§ **TASK**:
Show each line of the data below that has the string "screenshot" in it.

§ **STORED DATA**:
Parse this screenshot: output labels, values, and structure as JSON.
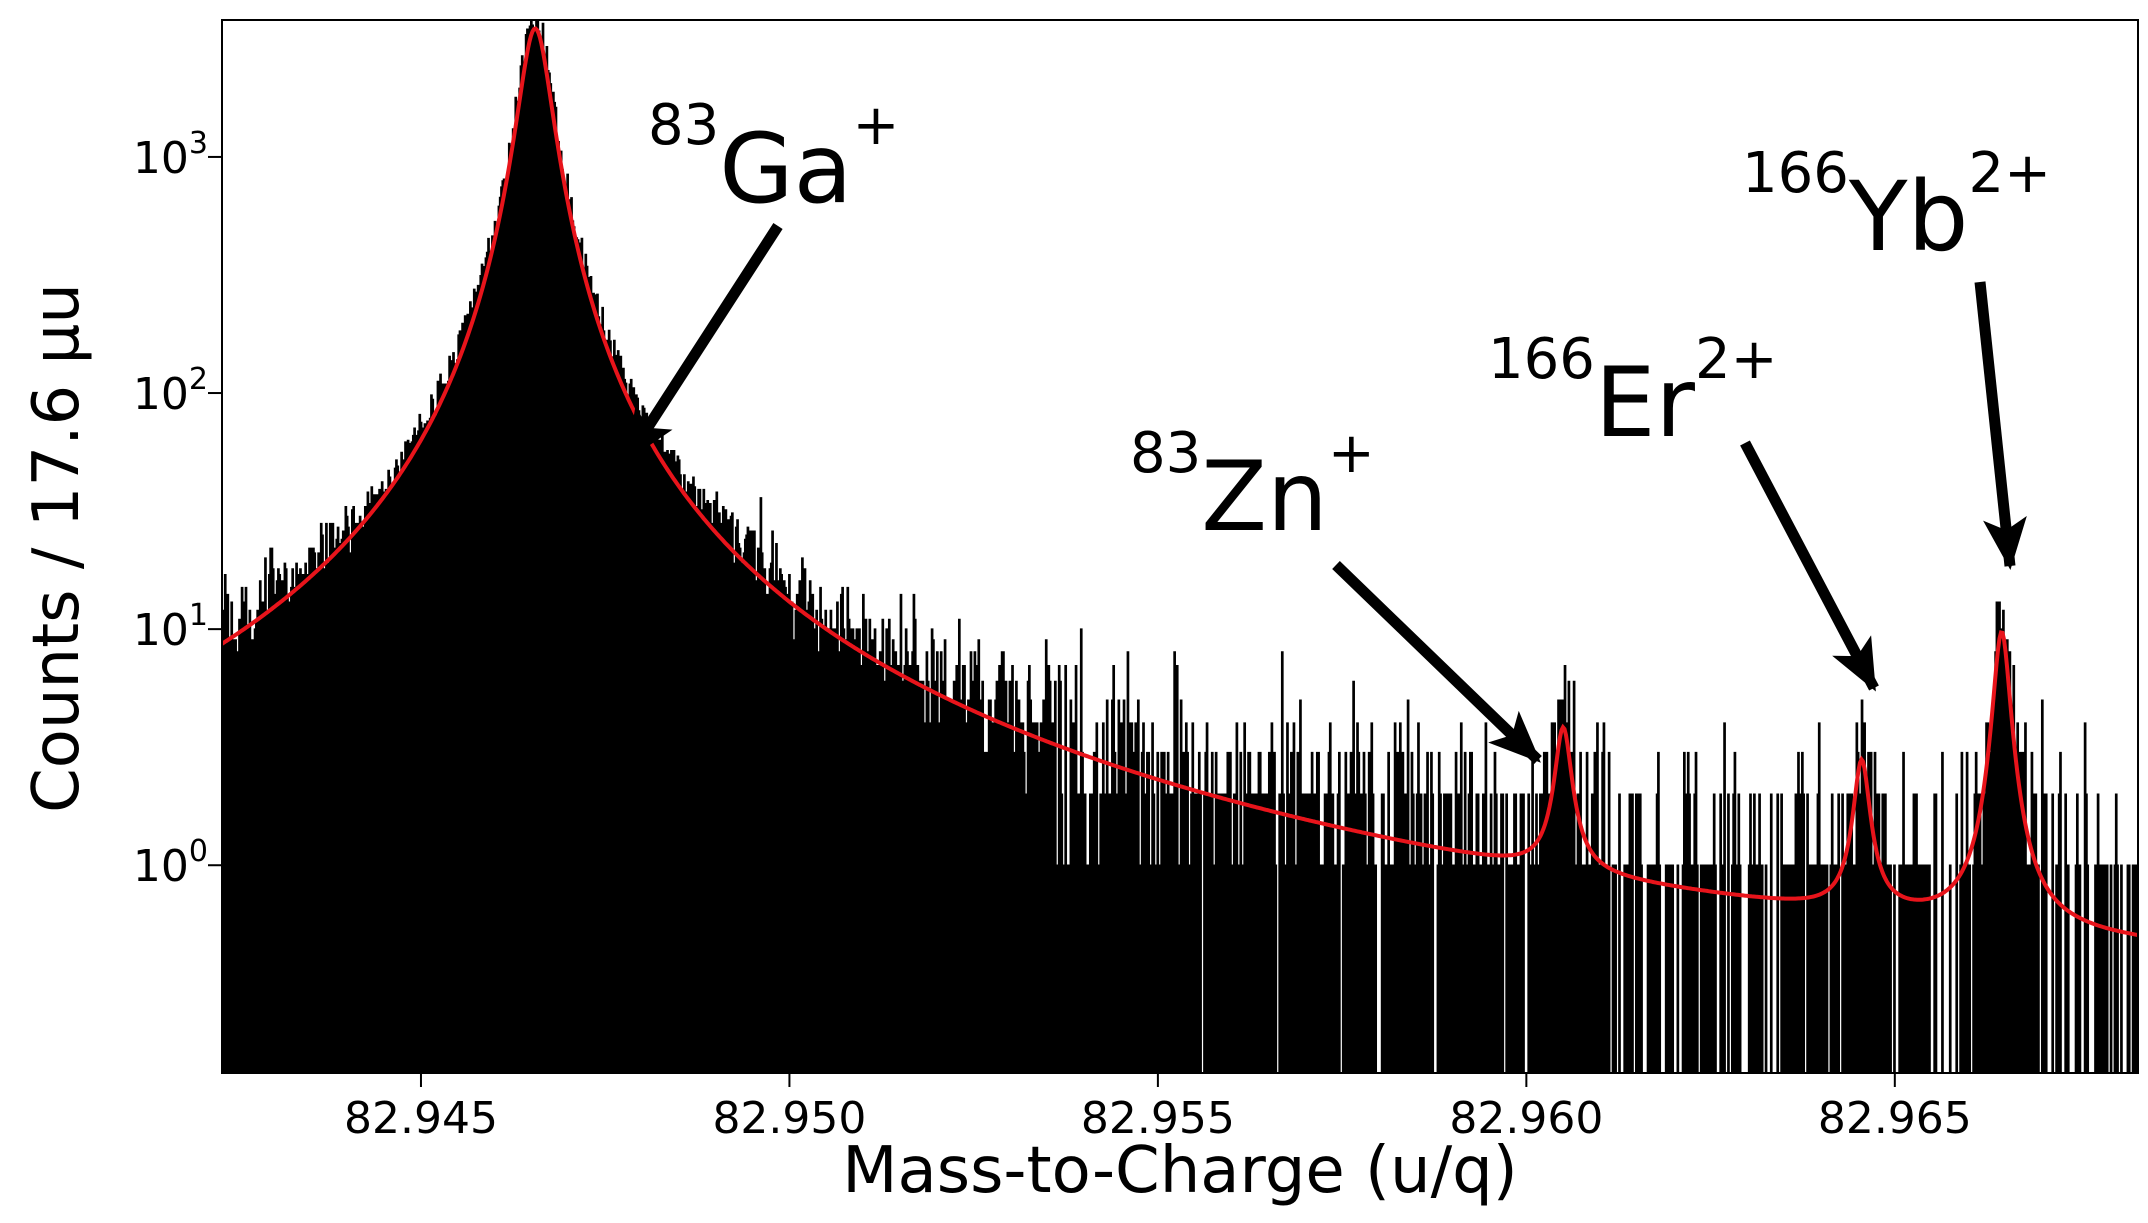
{
  "chart_data": {
    "type": "histogram",
    "xlabel": "Mass-to-Charge (u/q)",
    "ylabel": "Counts / 17.6 μu",
    "xlim": [
      82.9423,
      82.9683
    ],
    "yscale": "log",
    "ylim_exponent": [
      -0.88,
      3.58
    ],
    "xticks": [
      "82.945",
      "82.950",
      "82.955",
      "82.960",
      "82.965"
    ],
    "xtick_values": [
      82.945,
      82.95,
      82.955,
      82.96,
      82.965
    ],
    "yticks": [
      {
        "base": "10",
        "exp": "0",
        "value": 1
      },
      {
        "base": "10",
        "exp": "1",
        "value": 10
      },
      {
        "base": "10",
        "exp": "2",
        "value": 100
      },
      {
        "base": "10",
        "exp": "3",
        "value": 1000
      }
    ],
    "histogram_color": "#000000",
    "fit_color": "#e8141b",
    "fit_background": 0.145,
    "peaks": [
      {
        "label_mass": "83",
        "label_element": "Ga",
        "label_charge": "+",
        "center": 82.94655,
        "amplitude": 3500,
        "width": 0.00021
      },
      {
        "label_mass": "83",
        "label_element": "Zn",
        "label_charge": "+",
        "center": 82.9605,
        "amplitude": 2.9,
        "width": 0.000115
      },
      {
        "label_mass": "166",
        "label_element": "Er",
        "label_charge": "2+",
        "center": 82.96455,
        "amplitude": 2.15,
        "width": 0.00011
      },
      {
        "label_mass": "166",
        "label_element": "Yb",
        "label_charge": "2+",
        "center": 82.96645,
        "amplitude": 9.2,
        "width": 0.00011
      }
    ]
  }
}
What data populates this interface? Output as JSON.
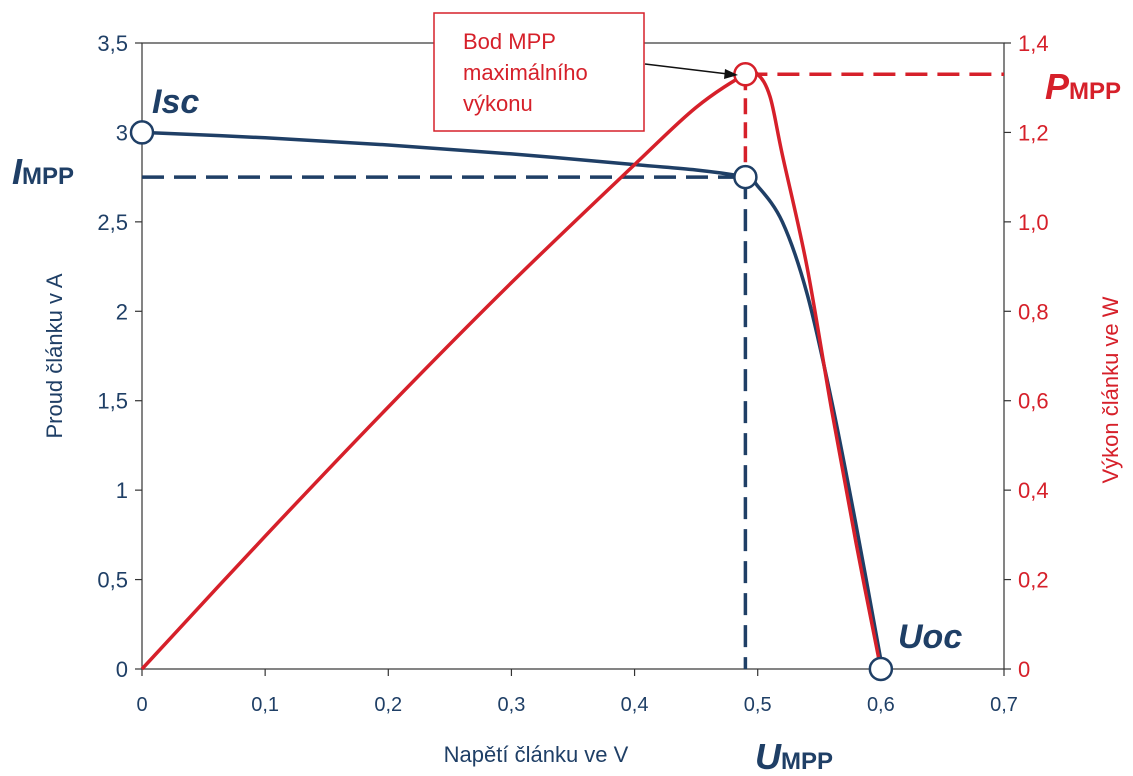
{
  "chart_data": {
    "type": "line",
    "xlabel": "Napětí článku ve V",
    "ylabel_left": "Proud článku v A",
    "ylabel_right": "Výkon článku ve W",
    "xlim": [
      0,
      0.7
    ],
    "ylim_left": [
      0,
      3.5
    ],
    "ylim_right": [
      0,
      1.4
    ],
    "x_ticks": [
      "0",
      "0,1",
      "0,2",
      "0,3",
      "0,4",
      "0,5",
      "0,6",
      "0,7"
    ],
    "y_left_ticks": [
      "0",
      "0,5",
      "1",
      "1,5",
      "2",
      "2,5",
      "3",
      "3,5"
    ],
    "y_right_ticks": [
      "0",
      "0,2",
      "0,4",
      "0,6",
      "0,8",
      "1,0",
      "1,2",
      "1,4"
    ],
    "grid": false,
    "series": [
      {
        "axis": "left",
        "color": "#1f3f66",
        "points": [
          [
            0,
            3.0
          ],
          [
            0.1,
            2.97
          ],
          [
            0.2,
            2.93
          ],
          [
            0.3,
            2.88
          ],
          [
            0.4,
            2.82
          ],
          [
            0.45,
            2.79
          ],
          [
            0.49,
            2.75
          ],
          [
            0.5,
            2.7
          ],
          [
            0.52,
            2.5
          ],
          [
            0.54,
            2.1
          ],
          [
            0.56,
            1.5
          ],
          [
            0.58,
            0.8
          ],
          [
            0.6,
            0.05
          ]
        ]
      },
      {
        "axis": "right",
        "color": "#d6202a",
        "points": [
          [
            0,
            0
          ],
          [
            0.1,
            0.297
          ],
          [
            0.2,
            0.586
          ],
          [
            0.3,
            0.864
          ],
          [
            0.4,
            1.128
          ],
          [
            0.45,
            1.256
          ],
          [
            0.49,
            1.33
          ],
          [
            0.5,
            1.33
          ],
          [
            0.51,
            1.28
          ],
          [
            0.52,
            1.15
          ],
          [
            0.54,
            0.9
          ],
          [
            0.56,
            0.58
          ],
          [
            0.58,
            0.28
          ],
          [
            0.6,
            0.0
          ]
        ]
      }
    ],
    "markers": [
      {
        "name": "isc",
        "x": 0,
        "y": 3.0,
        "axis": "left"
      },
      {
        "name": "mpp-current",
        "x": 0.49,
        "y": 2.75,
        "axis": "left"
      },
      {
        "name": "mpp-power",
        "x": 0.49,
        "y": 1.33,
        "axis": "right"
      },
      {
        "name": "uoc",
        "x": 0.6,
        "y": 0,
        "axis": "left"
      }
    ],
    "mpp": {
      "x": 0.49,
      "i": 2.75,
      "p": 1.33
    },
    "labels": {
      "isc": "Isc",
      "impp_main": "I",
      "impp_sub": "MPP",
      "pmpp_main": "P",
      "pmpp_sub": "MPP",
      "umpp_main": "U",
      "umpp_sub": "MPP",
      "uoc": "Uoc"
    },
    "annotation": {
      "lines": [
        "Bod MPP",
        "maximálního",
        "výkonu"
      ]
    }
  }
}
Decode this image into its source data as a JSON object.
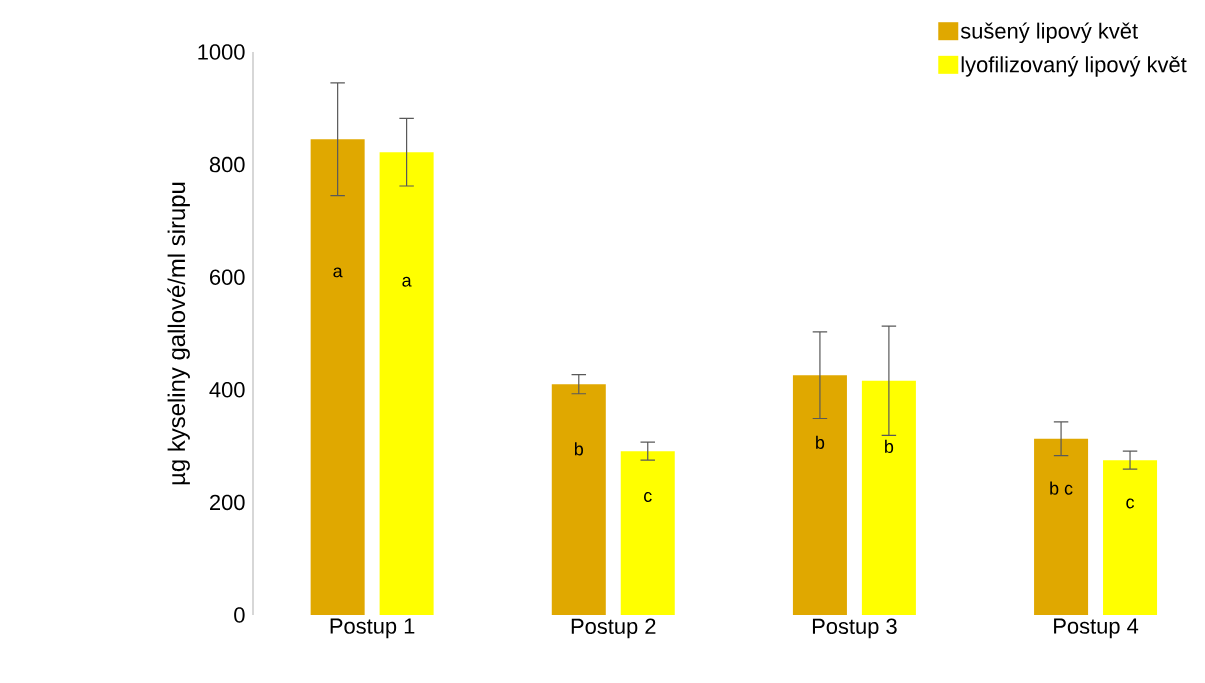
{
  "chart_data": {
    "type": "bar",
    "ylabel": "µg kyseliny gallové/ml sirupu",
    "categories": [
      "Postup 1",
      "Postup 2",
      "Postup 3",
      "Postup 4"
    ],
    "series": [
      {
        "name": "sušený lipový květ",
        "color": "#e0a800",
        "values": [
          845,
          410,
          426,
          313
        ],
        "errors": [
          100,
          17,
          77,
          30
        ],
        "value_labels": [
          "a",
          "b",
          "b",
          "b c"
        ]
      },
      {
        "name": "lyofilizovaný lipový květ",
        "color": "#ffff00",
        "values": [
          822,
          291,
          416,
          275
        ],
        "errors": [
          60,
          16,
          97,
          16
        ],
        "value_labels": [
          "a",
          "c",
          "b",
          "c"
        ]
      }
    ],
    "ylim": [
      0,
      1000
    ],
    "yticks": [
      0,
      200,
      400,
      600,
      800,
      1000
    ],
    "legend": "top right"
  }
}
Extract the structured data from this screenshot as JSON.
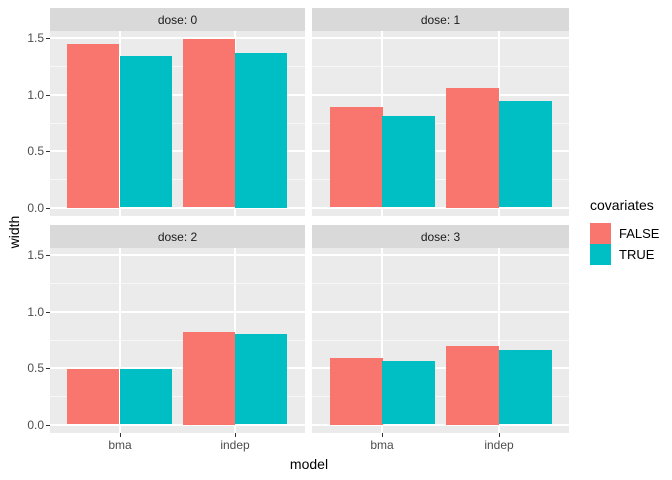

§ **WRITTEN SOLUTION**:
Parse this screenshot: output labels, values, and structure as JSON.
Extract the structured data from this screenshot as JSON.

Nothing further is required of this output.